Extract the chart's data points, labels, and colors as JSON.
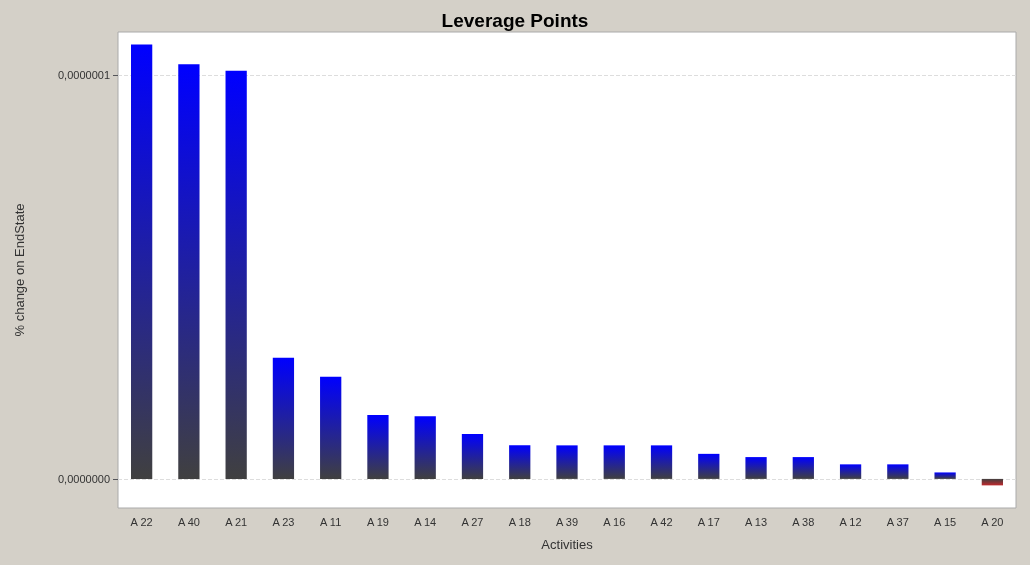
{
  "chart_data": {
    "type": "bar",
    "title": "Leverage Points",
    "xlabel": "Activities",
    "ylabel": "% change on EndState",
    "categories": [
      "A 22",
      "A 40",
      "A 21",
      "A 23",
      "A 11",
      "A 19",
      "A 14",
      "A 27",
      "A 18",
      "A 39",
      "A 16",
      "A 42",
      "A 17",
      "A 13",
      "A 38",
      "A 12",
      "A 37",
      "A 15",
      "A 20"
    ],
    "values": [
      1.075e-07,
      1.026e-07,
      1.01e-07,
      3e-08,
      2.53e-08,
      1.58e-08,
      1.55e-08,
      1.11e-08,
      8.3e-09,
      8.3e-09,
      8.3e-09,
      8.3e-09,
      6.2e-09,
      5.4e-09,
      5.4e-09,
      3.6e-09,
      3.6e-09,
      1.6e-09,
      -1.6e-09
    ],
    "colors": [
      "#0000ff",
      "#0000ff",
      "#0000ff",
      "#0000ff",
      "#0000ff",
      "#0000ff",
      "#0000ff",
      "#0000ff",
      "#0000ff",
      "#0000ff",
      "#0000ff",
      "#0000ff",
      "#0000ff",
      "#0000ff",
      "#0000ff",
      "#0000ff",
      "#0000ff",
      "#0000ff",
      "#c0282c"
    ],
    "ylim": [
      -7.2e-09,
      1.106e-07
    ],
    "yticks": [
      {
        "value": 0,
        "label": "0,0000000"
      },
      {
        "value": 1e-07,
        "label": "0,0000001"
      }
    ],
    "grid": "y"
  }
}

PROBLEM DETAILS :: Without the pictures, retype the whole of the material above exactly.

FULL OUTPUT ::
Extract the chart's data points, labels, and colors as JSON.
{
  "chart_data": {
    "type": "bar",
    "title": "Leverage Points",
    "xlabel": "Activities",
    "ylabel": "% change on EndState",
    "categories": [
      "A 22",
      "A 40",
      "A 21",
      "A 23",
      "A 11",
      "A 19",
      "A 14",
      "A 27",
      "A 18",
      "A 39",
      "A 16",
      "A 42",
      "A 17",
      "A 13",
      "A 38",
      "A 12",
      "A 37",
      "A 15",
      "A 20"
    ],
    "values": [
      1.075e-07,
      1.026e-07,
      1.01e-07,
      3e-08,
      2.53e-08,
      1.58e-08,
      1.55e-08,
      1.11e-08,
      8.3e-09,
      8.3e-09,
      8.3e-09,
      8.3e-09,
      6.2e-09,
      5.4e-09,
      5.4e-09,
      3.6e-09,
      3.6e-09,
      1.6e-09,
      -1.6e-09
    ],
    "colors": [
      "#0000ff",
      "#0000ff",
      "#0000ff",
      "#0000ff",
      "#0000ff",
      "#0000ff",
      "#0000ff",
      "#0000ff",
      "#0000ff",
      "#0000ff",
      "#0000ff",
      "#0000ff",
      "#0000ff",
      "#0000ff",
      "#0000ff",
      "#0000ff",
      "#0000ff",
      "#0000ff",
      "#c0282c"
    ],
    "ylim": [
      -7.2e-09,
      1.106e-07
    ],
    "yticks": [
      {
        "value": 0,
        "label": "0,0000000"
      },
      {
        "value": 1e-07,
        "label": "0,0000001"
      }
    ],
    "grid": "y"
  }
}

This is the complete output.